■ WORK REQUIRED: Filter the records below for the word "title". Keep each line that has it.

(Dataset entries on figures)
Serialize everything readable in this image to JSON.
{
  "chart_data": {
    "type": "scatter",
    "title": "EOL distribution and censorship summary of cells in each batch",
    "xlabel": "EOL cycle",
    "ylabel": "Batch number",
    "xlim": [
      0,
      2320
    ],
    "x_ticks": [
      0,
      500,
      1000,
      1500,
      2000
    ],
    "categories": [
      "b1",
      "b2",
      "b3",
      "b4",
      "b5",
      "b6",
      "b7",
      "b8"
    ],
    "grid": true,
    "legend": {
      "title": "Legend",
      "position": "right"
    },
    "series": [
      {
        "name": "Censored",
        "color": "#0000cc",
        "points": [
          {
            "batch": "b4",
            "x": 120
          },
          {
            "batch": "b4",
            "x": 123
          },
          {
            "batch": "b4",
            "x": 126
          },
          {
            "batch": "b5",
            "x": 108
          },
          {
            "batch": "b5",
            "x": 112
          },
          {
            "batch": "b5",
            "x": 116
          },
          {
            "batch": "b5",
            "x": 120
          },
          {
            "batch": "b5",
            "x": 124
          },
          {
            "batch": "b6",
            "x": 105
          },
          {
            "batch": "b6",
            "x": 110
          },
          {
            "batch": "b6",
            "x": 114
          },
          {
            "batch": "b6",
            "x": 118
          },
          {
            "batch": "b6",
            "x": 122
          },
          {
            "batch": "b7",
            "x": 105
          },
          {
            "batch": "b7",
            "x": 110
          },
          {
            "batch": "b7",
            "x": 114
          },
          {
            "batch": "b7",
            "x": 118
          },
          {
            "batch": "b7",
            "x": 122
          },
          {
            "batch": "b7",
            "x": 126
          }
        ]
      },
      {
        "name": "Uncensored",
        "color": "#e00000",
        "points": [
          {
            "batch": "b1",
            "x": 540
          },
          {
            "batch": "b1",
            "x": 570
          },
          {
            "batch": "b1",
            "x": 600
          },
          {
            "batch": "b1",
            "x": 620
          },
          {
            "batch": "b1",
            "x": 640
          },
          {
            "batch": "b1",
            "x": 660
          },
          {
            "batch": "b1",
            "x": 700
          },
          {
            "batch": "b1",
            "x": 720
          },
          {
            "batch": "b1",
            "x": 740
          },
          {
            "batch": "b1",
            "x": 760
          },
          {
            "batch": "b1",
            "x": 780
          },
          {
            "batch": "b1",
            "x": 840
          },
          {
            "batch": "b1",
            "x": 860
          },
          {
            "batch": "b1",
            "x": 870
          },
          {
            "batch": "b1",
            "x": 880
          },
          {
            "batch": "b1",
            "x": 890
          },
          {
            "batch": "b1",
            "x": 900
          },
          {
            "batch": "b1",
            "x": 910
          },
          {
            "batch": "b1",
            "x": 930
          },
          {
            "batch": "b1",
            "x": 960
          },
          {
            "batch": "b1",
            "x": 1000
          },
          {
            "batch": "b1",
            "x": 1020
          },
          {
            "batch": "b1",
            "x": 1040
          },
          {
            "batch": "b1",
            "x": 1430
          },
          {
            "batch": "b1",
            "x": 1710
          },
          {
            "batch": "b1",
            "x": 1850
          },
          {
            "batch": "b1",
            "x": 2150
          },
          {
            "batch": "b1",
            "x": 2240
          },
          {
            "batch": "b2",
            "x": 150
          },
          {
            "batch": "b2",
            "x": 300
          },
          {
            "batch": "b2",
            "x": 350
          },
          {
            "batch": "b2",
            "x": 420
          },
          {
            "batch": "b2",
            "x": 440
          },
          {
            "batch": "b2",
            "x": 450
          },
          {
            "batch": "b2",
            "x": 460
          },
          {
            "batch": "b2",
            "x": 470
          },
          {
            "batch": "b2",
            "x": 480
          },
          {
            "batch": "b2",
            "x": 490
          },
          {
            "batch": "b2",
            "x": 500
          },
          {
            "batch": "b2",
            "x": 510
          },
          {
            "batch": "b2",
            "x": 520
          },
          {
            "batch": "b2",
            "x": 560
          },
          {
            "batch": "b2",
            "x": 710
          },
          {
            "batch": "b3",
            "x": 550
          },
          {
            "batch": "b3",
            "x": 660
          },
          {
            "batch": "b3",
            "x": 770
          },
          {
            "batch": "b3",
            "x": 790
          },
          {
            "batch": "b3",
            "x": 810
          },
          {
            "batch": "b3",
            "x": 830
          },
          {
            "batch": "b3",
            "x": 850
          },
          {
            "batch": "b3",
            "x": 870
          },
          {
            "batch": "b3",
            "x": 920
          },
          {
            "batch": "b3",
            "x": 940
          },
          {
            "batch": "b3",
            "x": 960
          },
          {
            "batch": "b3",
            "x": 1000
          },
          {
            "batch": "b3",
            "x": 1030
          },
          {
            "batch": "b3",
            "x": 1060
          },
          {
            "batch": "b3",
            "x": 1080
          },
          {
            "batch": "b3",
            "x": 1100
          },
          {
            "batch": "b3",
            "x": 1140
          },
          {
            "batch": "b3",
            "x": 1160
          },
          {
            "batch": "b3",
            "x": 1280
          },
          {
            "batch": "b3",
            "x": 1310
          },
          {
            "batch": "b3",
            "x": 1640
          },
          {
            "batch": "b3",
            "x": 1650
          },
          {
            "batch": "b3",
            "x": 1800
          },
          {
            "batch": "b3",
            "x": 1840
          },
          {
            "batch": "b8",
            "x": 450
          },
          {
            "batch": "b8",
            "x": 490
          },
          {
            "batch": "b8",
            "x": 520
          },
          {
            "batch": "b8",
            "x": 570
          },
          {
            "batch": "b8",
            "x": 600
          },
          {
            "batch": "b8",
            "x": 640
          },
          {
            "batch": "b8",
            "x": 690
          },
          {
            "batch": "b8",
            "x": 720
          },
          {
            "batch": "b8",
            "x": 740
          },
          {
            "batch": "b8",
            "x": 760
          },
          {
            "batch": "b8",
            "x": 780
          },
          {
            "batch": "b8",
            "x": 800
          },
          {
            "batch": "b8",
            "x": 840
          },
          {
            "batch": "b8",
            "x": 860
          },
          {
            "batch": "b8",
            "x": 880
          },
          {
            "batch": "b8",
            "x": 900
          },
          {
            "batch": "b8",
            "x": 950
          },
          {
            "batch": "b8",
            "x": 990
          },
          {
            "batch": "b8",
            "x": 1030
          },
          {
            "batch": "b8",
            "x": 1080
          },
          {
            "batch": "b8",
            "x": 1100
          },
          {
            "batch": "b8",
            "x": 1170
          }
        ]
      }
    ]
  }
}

■ COMPLETED TASK:
    "title": "EOL distribution and censorship summary of cells in each batch",
      "title": "Legend",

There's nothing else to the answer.